Can you transcribe every entry word for word, skipping the images?

▼

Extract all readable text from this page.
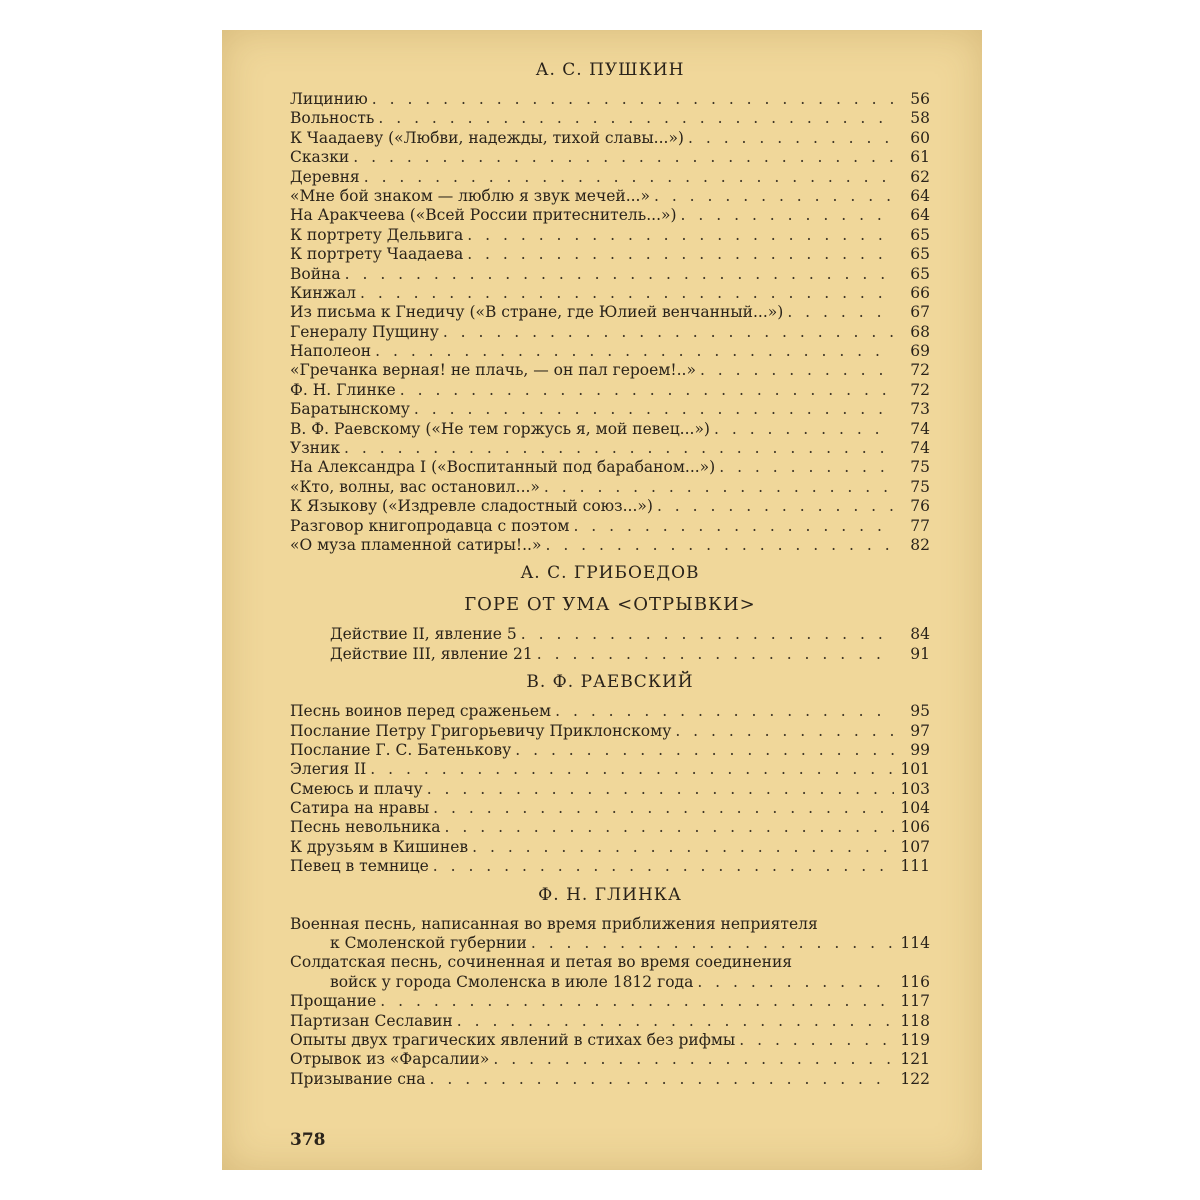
А. С. ПУШКИН
Лицинию . . .	56
Вольность . . .	58
К Чаадаеву («Любви, надежды, тихой славы...») . . .	60
Сказки . . .	61
Деревня . . .	62
«Мне бой знаком — люблю я звук мечей...» . . .	64
На Аракчеева («Всей России притеснитель...») . . .	64
К портрету Дельвига . . .	65
К портрету Чаадаева . . .	65
Война . . .	65
Кинжал . . .	66
Из письма к Гнедичу («В стране, где Юлией венчанный...») . . .	67
Генералу Пущину . . .	68
Наполеон . . .	69
«Гречанка верная! не плачь, — он пал героем!..» . . .	72
Ф. Н. Глинке . . .	72
Баратынскому . . .	73
В. Ф. Раевскому («Не тем горжусь я, мой певец...») . . .	74
Узник . . .	74
На Александра I («Воспитанный под барабаном...») . . .	75
«Кто, волны, вас остановил...» . . .	75
К Языкову («Издревле сладостный союз...») . . .	76
Разговор книгопродавца с поэтом . . .	77
«О муза пламенной сатиры!..» . . .	82
А. С. ГРИБОЕДОВ
ГОРЕ ОТ УМА <ОТРЫВКИ>
Действие II, явление 5 . . .	84
Действие III, явление 21 . . .	91
В. Ф. РАЕВСКИЙ
Песнь воинов перед сраженьем . . .	95
Послание Петру Григорьевичу Приклонскому . . .	97
Послание Г. С. Батенькову . . .	99
Элегия II . . .	101
Смеюсь и плачу . . .	103
Сатира на нравы . . .	104
Песнь невольника . . .	106
К друзьям в Кишинев . . .	107
Певец в темнице . . .	111
Ф. Н. ГЛИНКА
Военная песнь, написанная во время приближения неприятеля
к Смоленской губернии . . .	114
Солдатская песнь, сочиненная и петая во время соединения
войск у города Смоленска в июле 1812 года . . .	116
Прощание . . .	117
Партизан Сеславин . . .	118
Опыты двух трагических явлений в стихах без рифмы . . .	119
Отрывок из «Фарсалии» . . .	121
Призывание сна . . .	122
378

▲

- Answer to the task:
Extract all readable text from this page.
А. С. ПУШКИН
Лицинию . . .	56
Вольность . . .	58
К Чаадаеву («Любви, надежды, тихой славы...») . . .	60
Сказки . . .	61
Деревня . . .	62
«Мне бой знаком — люблю я звук мечей...» . . .	64
На Аракчеева («Всей России притеснитель...») . . .	64
К портрету Дельвига . . .	65
К портрету Чаадаева . . .	65
Война . . .	65
Кинжал . . .	66
Из письма к Гнедичу («В стране, где Юлией венчанный...») . . .	67
Генералу Пущину . . .	68
Наполеон . . .	69
«Гречанка верная! не плачь, — он пал героем!..» . . .	72
Ф. Н. Глинке . . .	72
Баратынскому . . .	73
В. Ф. Раевскому («Не тем горжусь я, мой певец...») . . .	74
Узник . . .	74
На Александра I («Воспитанный под барабаном...») . . .	75
«Кто, волны, вас остановил...» . . .	75
К Языкову («Издревле сладостный союз...») . . .	76
Разговор книгопродавца с поэтом . . .	77
«О муза пламенной сатиры!..» . . .	82
А. С. ГРИБОЕДОВ
ГОРЕ ОТ УМА <ОТРЫВКИ>
Действие II, явление 5 . . .	84
Действие III, явление 21 . . .	91
В. Ф. РАЕВСКИЙ
Песнь воинов перед сраженьем . . .	95
Послание Петру Григорьевичу Приклонскому . . .	97
Послание Г. С. Батенькову . . .	99
Элегия II . . .	101
Смеюсь и плачу . . .	103
Сатира на нравы . . .	104
Песнь невольника . . .	106
К друзьям в Кишинев . . .	107
Певец в темнице . . .	111
Ф. Н. ГЛИНКА
Военная песнь, написанная во время приближения неприятеля
к Смоленской губернии . . .	114
Солдатская песнь, сочиненная и петая во время соединения
войск у города Смоленска в июле 1812 года . . .	116
Прощание . . .	117
Партизан Сеславин . . .	118
Опыты двух трагических явлений в стихах без рифмы . . .	119
Отрывок из «Фарсалии» . . .	121
Призывание сна . . .	122
378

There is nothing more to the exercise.